Your objective = Pull every line of the entries that has the word "volta".

[Entries taken from a collection]
—————

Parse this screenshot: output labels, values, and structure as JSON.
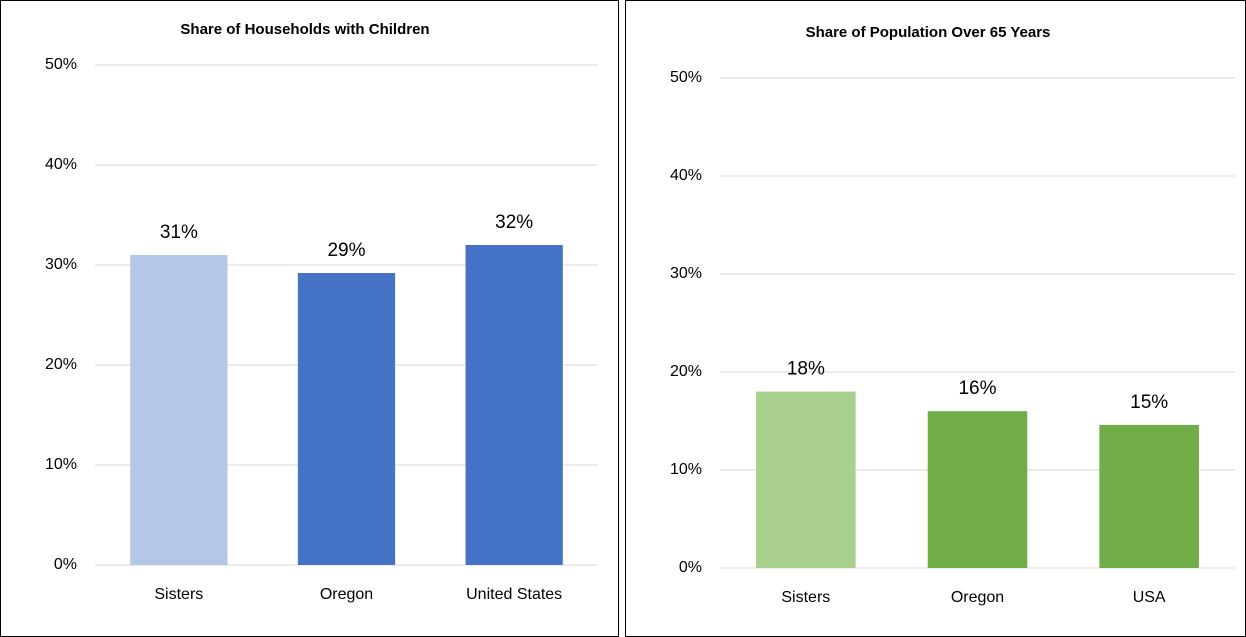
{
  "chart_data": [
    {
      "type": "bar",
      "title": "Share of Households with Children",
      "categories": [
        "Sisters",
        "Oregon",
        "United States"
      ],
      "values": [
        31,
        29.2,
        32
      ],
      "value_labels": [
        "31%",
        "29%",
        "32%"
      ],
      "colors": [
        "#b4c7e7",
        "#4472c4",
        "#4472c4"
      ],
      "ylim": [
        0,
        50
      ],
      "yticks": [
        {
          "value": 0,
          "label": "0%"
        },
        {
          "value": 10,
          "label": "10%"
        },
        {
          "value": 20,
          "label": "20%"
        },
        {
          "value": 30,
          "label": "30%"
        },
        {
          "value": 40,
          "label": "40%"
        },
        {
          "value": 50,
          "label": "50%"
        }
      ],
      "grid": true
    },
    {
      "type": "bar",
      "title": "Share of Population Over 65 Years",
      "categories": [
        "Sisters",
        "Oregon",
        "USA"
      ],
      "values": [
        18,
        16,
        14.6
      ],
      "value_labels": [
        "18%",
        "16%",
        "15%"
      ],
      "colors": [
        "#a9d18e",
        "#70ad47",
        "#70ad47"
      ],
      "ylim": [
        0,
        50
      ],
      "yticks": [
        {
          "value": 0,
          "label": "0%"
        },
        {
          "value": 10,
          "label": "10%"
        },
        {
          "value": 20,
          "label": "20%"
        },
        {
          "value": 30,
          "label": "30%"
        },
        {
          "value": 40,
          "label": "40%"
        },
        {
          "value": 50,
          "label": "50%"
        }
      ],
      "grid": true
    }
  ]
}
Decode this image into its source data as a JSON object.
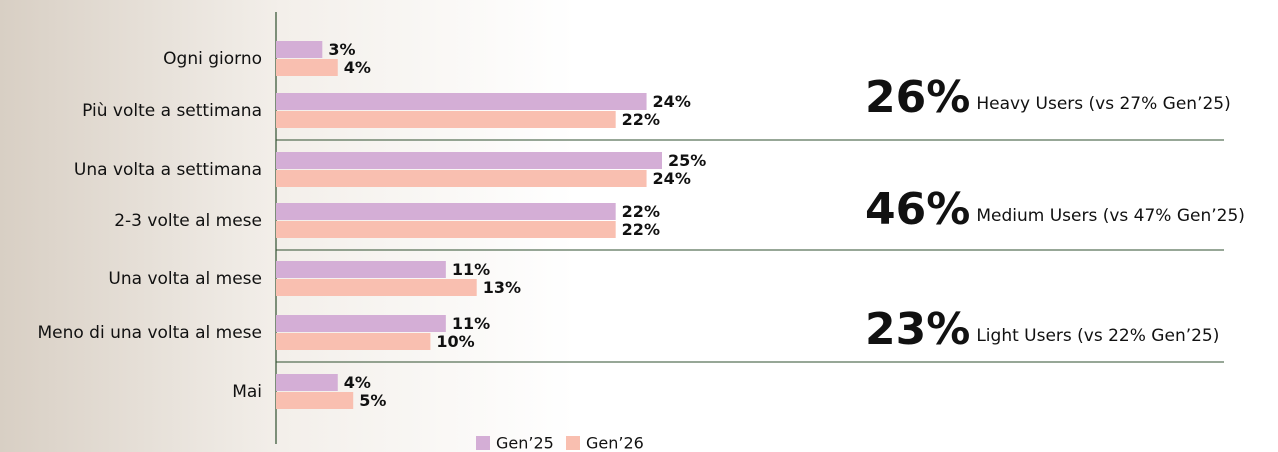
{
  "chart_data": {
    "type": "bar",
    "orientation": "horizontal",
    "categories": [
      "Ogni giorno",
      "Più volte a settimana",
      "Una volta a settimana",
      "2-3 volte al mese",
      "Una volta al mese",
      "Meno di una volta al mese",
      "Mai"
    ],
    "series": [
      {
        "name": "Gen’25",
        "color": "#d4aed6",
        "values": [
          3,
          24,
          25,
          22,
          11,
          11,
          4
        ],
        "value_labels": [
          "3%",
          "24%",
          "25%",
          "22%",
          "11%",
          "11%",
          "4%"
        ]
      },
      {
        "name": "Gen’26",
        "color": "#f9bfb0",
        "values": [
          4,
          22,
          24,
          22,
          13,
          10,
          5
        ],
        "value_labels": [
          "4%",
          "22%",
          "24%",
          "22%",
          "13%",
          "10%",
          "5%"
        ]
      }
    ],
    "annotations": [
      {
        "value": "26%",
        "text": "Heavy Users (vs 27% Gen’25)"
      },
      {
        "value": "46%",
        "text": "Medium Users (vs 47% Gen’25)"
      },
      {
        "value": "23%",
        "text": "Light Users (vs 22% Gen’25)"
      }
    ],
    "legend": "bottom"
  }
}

—————

Reply =
      "Una volta a settimana",
      "Una volta al mese",
      "Meno di una volta al mese",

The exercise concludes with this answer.